## Task statement
Every line of the material is to be quoted verbatim, minus the pictures.

## Data to process
* START *
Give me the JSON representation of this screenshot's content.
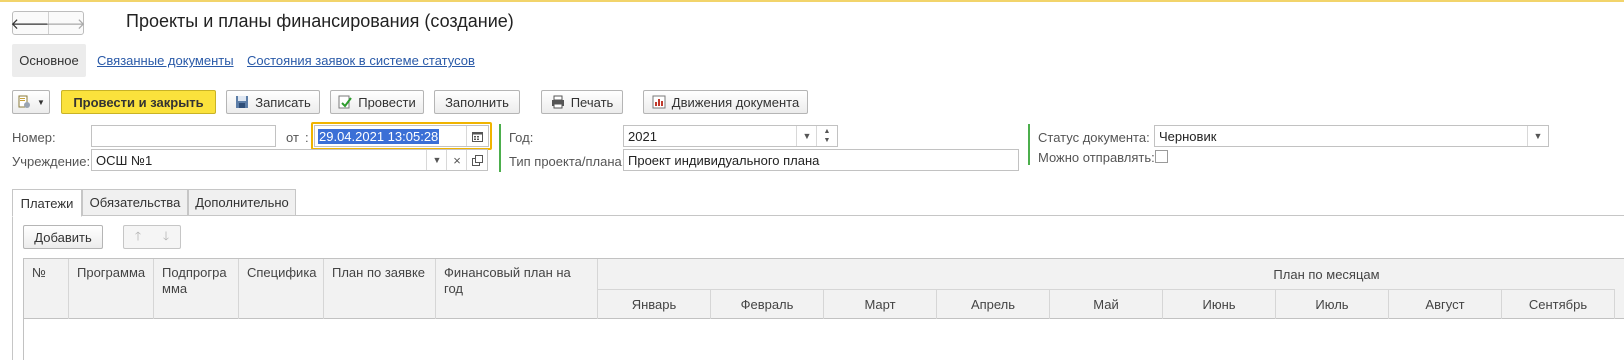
{
  "window": {
    "title": "Проекты и планы финансирования (создание)"
  },
  "top_tabs": {
    "main": "Основное",
    "links": [
      "Связанные документы",
      "Состояния заявок в системе статусов"
    ]
  },
  "toolbar": {
    "post_close": "Провести и закрыть",
    "save": "Записать",
    "post": "Провести",
    "fill": "Заполнить",
    "print": "Печать",
    "movements": "Движения документа"
  },
  "form": {
    "number_label": "Номер:",
    "number_value": "",
    "from_label": "от",
    "colon": ":",
    "date_value": "29.04.2021 13:05:28",
    "institution_label": "Учреждение:",
    "institution_value": "ОСШ №1",
    "year_label": "Год:",
    "year_value": "2021",
    "project_type_label": "Тип проекта/плана:",
    "project_type_value": "Проект индивидуального плана",
    "status_label": "Статус документа:",
    "status_value": "Черновик",
    "can_send_label": "Можно отправлять:",
    "can_send_checked": false
  },
  "lower_tabs": [
    "Платежи",
    "Обязательства",
    "Дополнительно"
  ],
  "table_toolbar": {
    "add": "Добавить"
  },
  "table": {
    "columns": [
      "№",
      "Программа",
      "Подпрограмма",
      "Специфика",
      "План по заявке",
      "Финансовый план на год"
    ],
    "subprogram_line1": "Подпрогра",
    "subprogram_line2": "мма",
    "months_header": "План по месяцам",
    "months": [
      "Январь",
      "Февраль",
      "Март",
      "Апрель",
      "Май",
      "Июнь",
      "Июль",
      "Август",
      "Сентябрь"
    ]
  },
  "colors": {
    "primary_button": "#fbe23c",
    "link": "#2a5aa8",
    "group_separator": "#4cae4c",
    "focus_border": "#f0b400",
    "selection": "#3b6fd6"
  }
}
* END *
## Answer to this exercise
Give me the JSON representation of this screenshot's content.
{
  "window": {
    "title": "Проекты и планы финансирования (создание)"
  },
  "top_tabs": {
    "main": "Основное",
    "links": [
      "Связанные документы",
      "Состояния заявок в системе статусов"
    ]
  },
  "toolbar": {
    "post_close": "Провести и закрыть",
    "save": "Записать",
    "post": "Провести",
    "fill": "Заполнить",
    "print": "Печать",
    "movements": "Движения документа"
  },
  "form": {
    "number_label": "Номер:",
    "number_value": "",
    "from_label": "от",
    "colon": ":",
    "date_value": "29.04.2021 13:05:28",
    "institution_label": "Учреждение:",
    "institution_value": "ОСШ №1",
    "year_label": "Год:",
    "year_value": "2021",
    "project_type_label": "Тип проекта/плана:",
    "project_type_value": "Проект индивидуального плана",
    "status_label": "Статус документа:",
    "status_value": "Черновик",
    "can_send_label": "Можно отправлять:",
    "can_send_checked": false
  },
  "lower_tabs": [
    "Платежи",
    "Обязательства",
    "Дополнительно"
  ],
  "table_toolbar": {
    "add": "Добавить"
  },
  "table": {
    "columns": [
      "№",
      "Программа",
      "Подпрограмма",
      "Специфика",
      "План по заявке",
      "Финансовый план на год"
    ],
    "subprogram_line1": "Подпрогра",
    "subprogram_line2": "мма",
    "months_header": "План по месяцам",
    "months": [
      "Январь",
      "Февраль",
      "Март",
      "Апрель",
      "Май",
      "Июнь",
      "Июль",
      "Август",
      "Сентябрь"
    ]
  },
  "colors": {
    "primary_button": "#fbe23c",
    "link": "#2a5aa8",
    "group_separator": "#4cae4c",
    "focus_border": "#f0b400",
    "selection": "#3b6fd6"
  }
}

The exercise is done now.